AIM OF THE EXERCISE:
Copy down all of the data underneath, exactly as shown.

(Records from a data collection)
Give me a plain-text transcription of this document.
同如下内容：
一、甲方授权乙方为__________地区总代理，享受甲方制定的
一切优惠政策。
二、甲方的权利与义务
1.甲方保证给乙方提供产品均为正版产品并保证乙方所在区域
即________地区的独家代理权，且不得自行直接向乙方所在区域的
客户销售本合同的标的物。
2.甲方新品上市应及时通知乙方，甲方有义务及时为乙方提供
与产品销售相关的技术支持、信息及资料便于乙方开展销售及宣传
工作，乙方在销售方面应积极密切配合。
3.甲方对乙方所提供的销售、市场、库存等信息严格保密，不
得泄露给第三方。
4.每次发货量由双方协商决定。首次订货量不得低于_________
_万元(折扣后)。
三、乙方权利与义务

EXERCISE SOLUTION:
Give me a plain-text transcription of this document.
同如下内容：
一、甲方授权乙方为__________地区总代理，享受甲方制定的
一切优惠政策。
二、甲方的权利与义务
1.甲方保证给乙方提供产品均为正版产品并保证乙方所在区域
即________地区的独家代理权，且不得自行直接向乙方所在区域的
客户销售本合同的标的物。
2.甲方新品上市应及时通知乙方，甲方有义务及时为乙方提供
与产品销售相关的技术支持、信息及资料便于乙方开展销售及宣传
工作，乙方在销售方面应积极密切配合。
3.甲方对乙方所提供的销售、市场、库存等信息严格保密，不
得泄露给第三方。
4.每次发货量由双方协商决定。首次订货量不得低于_________
_万元(折扣后)。
三、乙方权利与义务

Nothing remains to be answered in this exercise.